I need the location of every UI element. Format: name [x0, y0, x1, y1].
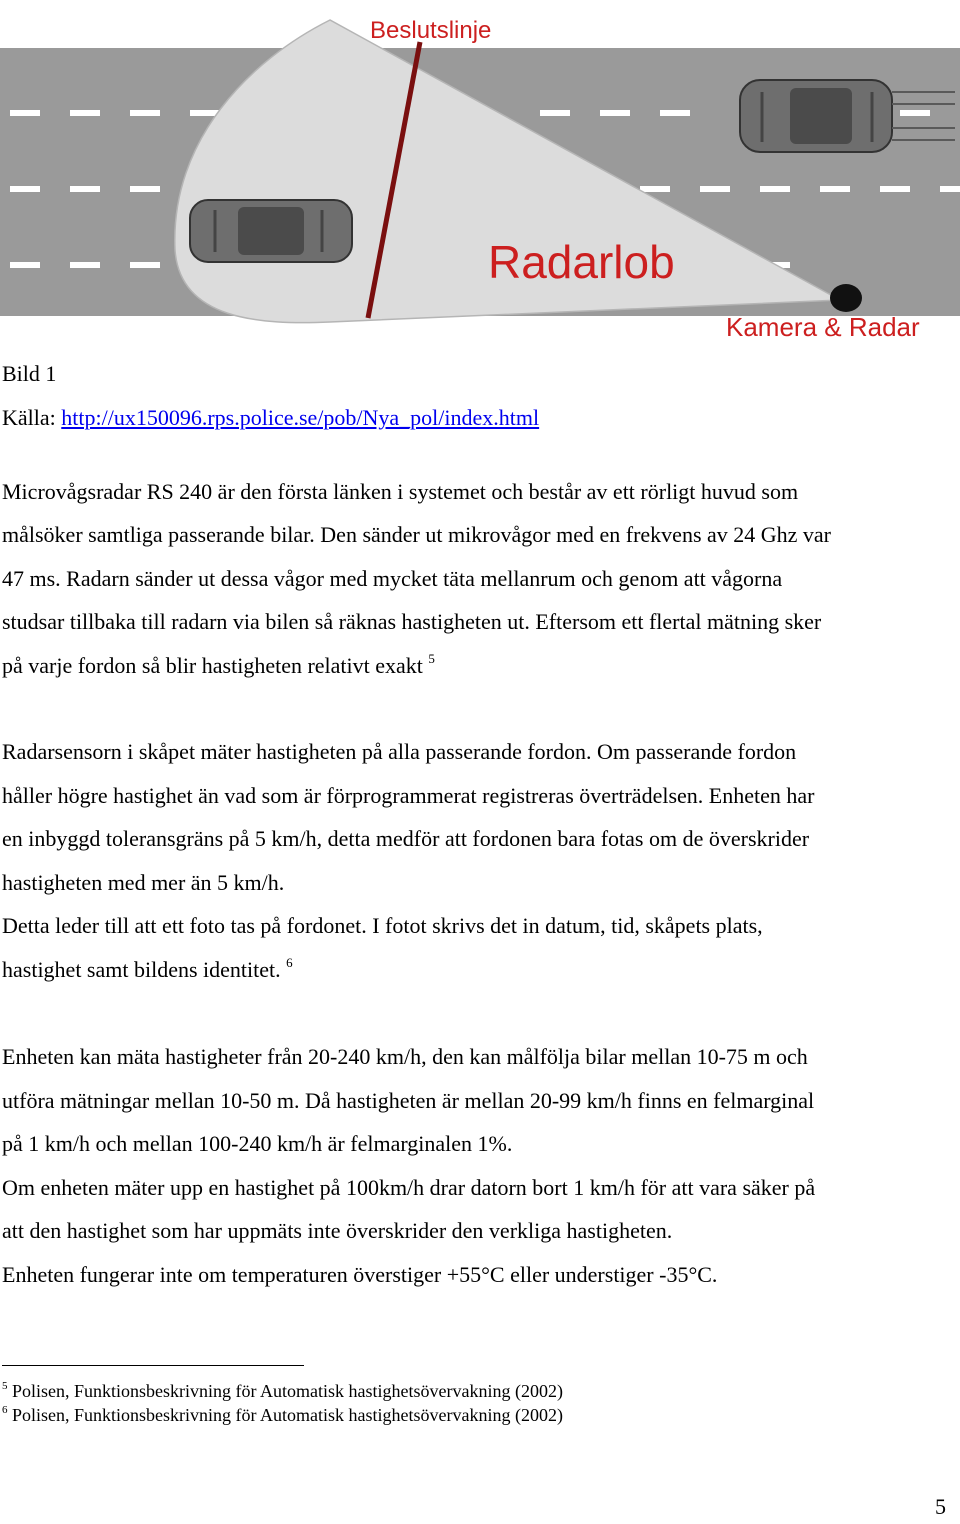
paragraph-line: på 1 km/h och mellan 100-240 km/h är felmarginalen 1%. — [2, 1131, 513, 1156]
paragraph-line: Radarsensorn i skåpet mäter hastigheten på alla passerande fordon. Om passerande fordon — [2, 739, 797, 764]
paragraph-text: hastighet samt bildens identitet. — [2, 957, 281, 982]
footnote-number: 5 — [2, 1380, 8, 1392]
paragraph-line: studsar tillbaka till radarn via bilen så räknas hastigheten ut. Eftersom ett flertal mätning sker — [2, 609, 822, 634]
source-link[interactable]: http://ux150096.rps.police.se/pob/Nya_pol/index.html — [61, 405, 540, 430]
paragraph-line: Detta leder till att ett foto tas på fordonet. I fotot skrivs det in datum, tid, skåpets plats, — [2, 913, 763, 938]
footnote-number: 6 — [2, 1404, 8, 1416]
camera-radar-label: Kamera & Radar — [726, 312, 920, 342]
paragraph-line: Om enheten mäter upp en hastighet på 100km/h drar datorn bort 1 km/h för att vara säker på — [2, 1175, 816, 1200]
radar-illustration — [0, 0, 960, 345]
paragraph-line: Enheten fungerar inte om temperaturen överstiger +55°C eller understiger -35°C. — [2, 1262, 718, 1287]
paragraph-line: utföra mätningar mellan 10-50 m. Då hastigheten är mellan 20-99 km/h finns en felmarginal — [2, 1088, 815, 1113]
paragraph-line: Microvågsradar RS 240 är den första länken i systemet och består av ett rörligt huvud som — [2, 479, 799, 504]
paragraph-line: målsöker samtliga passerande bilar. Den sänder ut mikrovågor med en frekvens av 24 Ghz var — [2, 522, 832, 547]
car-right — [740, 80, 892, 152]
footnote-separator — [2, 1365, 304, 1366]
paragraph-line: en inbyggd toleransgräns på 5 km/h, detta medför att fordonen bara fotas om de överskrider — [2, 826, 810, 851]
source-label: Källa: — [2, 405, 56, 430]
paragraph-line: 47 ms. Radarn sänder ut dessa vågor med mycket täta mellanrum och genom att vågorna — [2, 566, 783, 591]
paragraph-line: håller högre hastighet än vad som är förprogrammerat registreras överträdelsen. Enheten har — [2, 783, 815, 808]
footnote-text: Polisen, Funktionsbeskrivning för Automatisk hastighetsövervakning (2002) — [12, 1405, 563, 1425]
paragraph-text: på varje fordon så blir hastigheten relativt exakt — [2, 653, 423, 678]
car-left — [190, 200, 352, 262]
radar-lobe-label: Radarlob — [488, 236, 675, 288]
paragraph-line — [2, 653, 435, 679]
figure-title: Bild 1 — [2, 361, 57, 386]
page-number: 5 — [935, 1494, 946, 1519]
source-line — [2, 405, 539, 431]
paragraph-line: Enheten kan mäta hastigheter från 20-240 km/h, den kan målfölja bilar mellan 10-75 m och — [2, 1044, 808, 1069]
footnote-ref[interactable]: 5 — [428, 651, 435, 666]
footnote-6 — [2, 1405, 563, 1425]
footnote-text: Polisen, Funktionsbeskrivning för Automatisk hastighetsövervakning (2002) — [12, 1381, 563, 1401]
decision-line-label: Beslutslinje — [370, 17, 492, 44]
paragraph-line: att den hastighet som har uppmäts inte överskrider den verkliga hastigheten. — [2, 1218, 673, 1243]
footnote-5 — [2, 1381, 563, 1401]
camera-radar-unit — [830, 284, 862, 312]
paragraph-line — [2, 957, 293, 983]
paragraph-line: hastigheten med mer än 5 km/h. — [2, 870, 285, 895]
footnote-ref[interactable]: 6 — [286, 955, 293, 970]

* * * * * * *

### [Work to complete]
In the lines above, find each one with "Funktionsbeskrivning" and list it.

### [Response to the task]
footnote-text: Polisen, Funktionsbeskrivning för Automatisk hastighetsövervakning (2002) — [12, 1405, 563, 1425]
footnote-text: Polisen, Funktionsbeskrivning för Automatisk hastighetsövervakning (2002) — [12, 1381, 563, 1401]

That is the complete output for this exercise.